Aim:
Copy out each of the following lines verbatim, with no changes.

◇ ◇ ◇ ◇ ◇ ◇ ◇

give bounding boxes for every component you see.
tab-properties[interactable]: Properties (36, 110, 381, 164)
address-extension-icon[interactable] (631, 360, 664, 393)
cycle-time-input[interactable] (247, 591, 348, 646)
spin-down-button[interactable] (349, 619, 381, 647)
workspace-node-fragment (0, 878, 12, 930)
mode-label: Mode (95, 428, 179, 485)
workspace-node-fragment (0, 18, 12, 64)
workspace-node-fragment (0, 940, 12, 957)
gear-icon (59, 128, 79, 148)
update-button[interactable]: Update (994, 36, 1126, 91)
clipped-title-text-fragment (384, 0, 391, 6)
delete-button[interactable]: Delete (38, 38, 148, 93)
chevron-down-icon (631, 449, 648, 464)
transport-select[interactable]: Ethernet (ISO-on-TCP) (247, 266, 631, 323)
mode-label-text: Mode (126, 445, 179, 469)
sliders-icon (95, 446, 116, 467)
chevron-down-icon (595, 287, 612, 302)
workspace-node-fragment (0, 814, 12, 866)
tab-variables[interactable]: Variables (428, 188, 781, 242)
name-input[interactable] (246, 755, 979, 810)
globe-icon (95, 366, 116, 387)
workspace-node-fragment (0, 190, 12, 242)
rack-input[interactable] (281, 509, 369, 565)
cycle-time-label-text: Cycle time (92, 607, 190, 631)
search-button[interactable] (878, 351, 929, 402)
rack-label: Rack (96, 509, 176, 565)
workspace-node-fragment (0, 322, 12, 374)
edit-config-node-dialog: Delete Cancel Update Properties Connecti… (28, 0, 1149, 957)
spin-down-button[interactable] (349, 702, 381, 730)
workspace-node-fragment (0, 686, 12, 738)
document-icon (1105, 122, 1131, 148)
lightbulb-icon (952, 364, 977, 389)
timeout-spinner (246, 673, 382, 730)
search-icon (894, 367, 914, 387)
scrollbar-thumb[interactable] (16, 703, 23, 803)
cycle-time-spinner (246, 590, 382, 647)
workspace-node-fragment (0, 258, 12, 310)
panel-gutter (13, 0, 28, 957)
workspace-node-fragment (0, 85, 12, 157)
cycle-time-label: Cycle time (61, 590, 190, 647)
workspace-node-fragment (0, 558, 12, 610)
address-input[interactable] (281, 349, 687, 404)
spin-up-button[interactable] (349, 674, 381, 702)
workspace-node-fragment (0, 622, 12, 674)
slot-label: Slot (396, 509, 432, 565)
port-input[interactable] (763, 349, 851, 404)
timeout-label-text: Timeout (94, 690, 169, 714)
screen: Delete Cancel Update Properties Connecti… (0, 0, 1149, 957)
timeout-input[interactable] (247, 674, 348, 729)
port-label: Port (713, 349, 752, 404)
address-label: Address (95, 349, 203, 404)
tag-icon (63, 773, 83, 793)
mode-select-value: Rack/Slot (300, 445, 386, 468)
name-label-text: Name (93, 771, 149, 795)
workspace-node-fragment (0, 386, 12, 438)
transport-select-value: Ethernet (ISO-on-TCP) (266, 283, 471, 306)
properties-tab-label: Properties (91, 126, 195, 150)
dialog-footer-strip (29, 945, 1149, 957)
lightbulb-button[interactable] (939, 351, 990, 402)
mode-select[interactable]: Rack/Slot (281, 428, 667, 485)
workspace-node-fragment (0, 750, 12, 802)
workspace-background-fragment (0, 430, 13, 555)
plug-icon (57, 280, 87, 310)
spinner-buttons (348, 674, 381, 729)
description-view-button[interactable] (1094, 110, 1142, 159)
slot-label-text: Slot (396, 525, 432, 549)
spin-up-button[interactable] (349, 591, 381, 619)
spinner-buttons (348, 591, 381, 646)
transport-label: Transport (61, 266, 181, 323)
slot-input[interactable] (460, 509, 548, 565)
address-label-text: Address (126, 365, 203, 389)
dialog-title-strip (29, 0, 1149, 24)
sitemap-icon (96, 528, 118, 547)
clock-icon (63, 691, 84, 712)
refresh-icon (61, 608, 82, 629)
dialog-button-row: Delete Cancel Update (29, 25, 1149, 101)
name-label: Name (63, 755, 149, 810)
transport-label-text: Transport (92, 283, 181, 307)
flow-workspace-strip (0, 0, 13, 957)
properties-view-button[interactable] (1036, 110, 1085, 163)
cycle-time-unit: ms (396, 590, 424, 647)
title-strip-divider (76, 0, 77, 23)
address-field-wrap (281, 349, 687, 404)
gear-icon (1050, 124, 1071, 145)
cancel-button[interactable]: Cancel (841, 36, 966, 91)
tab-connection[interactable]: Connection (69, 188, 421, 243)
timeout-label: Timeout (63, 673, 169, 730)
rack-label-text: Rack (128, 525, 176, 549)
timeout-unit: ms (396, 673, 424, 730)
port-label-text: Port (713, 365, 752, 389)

◇ ◇ ◇ ◇ ◇ ◇ ◇

Response to the task:
give bounding boxes for every component you see.
tab-properties[interactable]: Properties (36, 110, 381, 164)
address-extension-icon[interactable] (631, 360, 664, 393)
cycle-time-input[interactable] (247, 591, 348, 646)
spin-down-button[interactable] (349, 619, 381, 647)
workspace-node-fragment (0, 878, 12, 930)
mode-label: Mode (95, 428, 179, 485)
workspace-node-fragment (0, 18, 12, 64)
workspace-node-fragment (0, 940, 12, 957)
gear-icon (59, 128, 79, 148)
update-button[interactable]: Update (994, 36, 1126, 91)
clipped-title-text-fragment (384, 0, 391, 6)
delete-button[interactable]: Delete (38, 38, 148, 93)
chevron-down-icon (631, 449, 648, 464)
transport-select[interactable]: Ethernet (ISO-on-TCP) (247, 266, 631, 323)
mode-label-text: Mode (126, 445, 179, 469)
sliders-icon (95, 446, 116, 467)
chevron-down-icon (595, 287, 612, 302)
workspace-node-fragment (0, 814, 12, 866)
tab-variables[interactable]: Variables (428, 188, 781, 242)
name-input[interactable] (246, 755, 979, 810)
globe-icon (95, 366, 116, 387)
workspace-node-fragment (0, 190, 12, 242)
rack-input[interactable] (281, 509, 369, 565)
cycle-time-label-text: Cycle time (92, 607, 190, 631)
search-button[interactable] (878, 351, 929, 402)
rack-label: Rack (96, 509, 176, 565)
workspace-node-fragment (0, 322, 12, 374)
edit-config-node-dialog: Delete Cancel Update Properties Connecti… (28, 0, 1149, 957)
spin-down-button[interactable] (349, 702, 381, 730)
workspace-node-fragment (0, 686, 12, 738)
document-icon (1105, 122, 1131, 148)
lightbulb-icon (952, 364, 977, 389)
timeout-spinner (246, 673, 382, 730)
search-icon (894, 367, 914, 387)
scrollbar-thumb[interactable] (16, 703, 23, 803)
cycle-time-spinner (246, 590, 382, 647)
workspace-node-fragment (0, 258, 12, 310)
panel-gutter (13, 0, 28, 957)
workspace-node-fragment (0, 85, 12, 157)
cycle-time-label: Cycle time (61, 590, 190, 647)
workspace-node-fragment (0, 558, 12, 610)
address-input[interactable] (281, 349, 687, 404)
spin-up-button[interactable] (349, 674, 381, 702)
workspace-node-fragment (0, 622, 12, 674)
slot-label: Slot (396, 509, 432, 565)
port-input[interactable] (763, 349, 851, 404)
timeout-label-text: Timeout (94, 690, 169, 714)
screen: Delete Cancel Update Properties Connecti… (0, 0, 1149, 957)
timeout-input[interactable] (247, 674, 348, 729)
port-label: Port (713, 349, 752, 404)
address-label: Address (95, 349, 203, 404)
tag-icon (63, 773, 83, 793)
mode-select-value: Rack/Slot (300, 445, 386, 468)
name-label-text: Name (93, 771, 149, 795)
workspace-node-fragment (0, 386, 12, 438)
transport-select-value: Ethernet (ISO-on-TCP) (266, 283, 471, 306)
properties-tab-label: Properties (91, 126, 195, 150)
dialog-footer-strip (29, 945, 1149, 957)
lightbulb-button[interactable] (939, 351, 990, 402)
mode-select[interactable]: Rack/Slot (281, 428, 667, 485)
workspace-node-fragment (0, 750, 12, 802)
workspace-background-fragment (0, 430, 13, 555)
plug-icon (57, 280, 87, 310)
spinner-buttons (348, 674, 381, 729)
description-view-button[interactable] (1094, 110, 1142, 159)
slot-label-text: Slot (396, 525, 432, 549)
spin-up-button[interactable] (349, 591, 381, 619)
spinner-buttons (348, 591, 381, 646)
transport-label: Transport (61, 266, 181, 323)
slot-input[interactable] (460, 509, 548, 565)
address-label-text: Address (126, 365, 203, 389)
dialog-title-strip (29, 0, 1149, 24)
sitemap-icon (96, 528, 118, 547)
clock-icon (63, 691, 84, 712)
refresh-icon (61, 608, 82, 629)
dialog-button-row: Delete Cancel Update (29, 25, 1149, 101)
name-label: Name (63, 755, 149, 810)
transport-label-text: Transport (92, 283, 181, 307)
flow-workspace-strip (0, 0, 13, 957)
properties-view-button[interactable] (1036, 110, 1085, 163)
cycle-time-unit: ms (396, 590, 424, 647)
title-strip-divider (76, 0, 77, 23)
address-field-wrap (281, 349, 687, 404)
gear-icon (1050, 124, 1071, 145)
cancel-button[interactable]: Cancel (841, 36, 966, 91)
tab-connection[interactable]: Connection (69, 188, 421, 243)
timeout-label: Timeout (63, 673, 169, 730)
rack-label-text: Rack (128, 525, 176, 549)
timeout-unit: ms (396, 673, 424, 730)
port-label-text: Port (713, 365, 752, 389)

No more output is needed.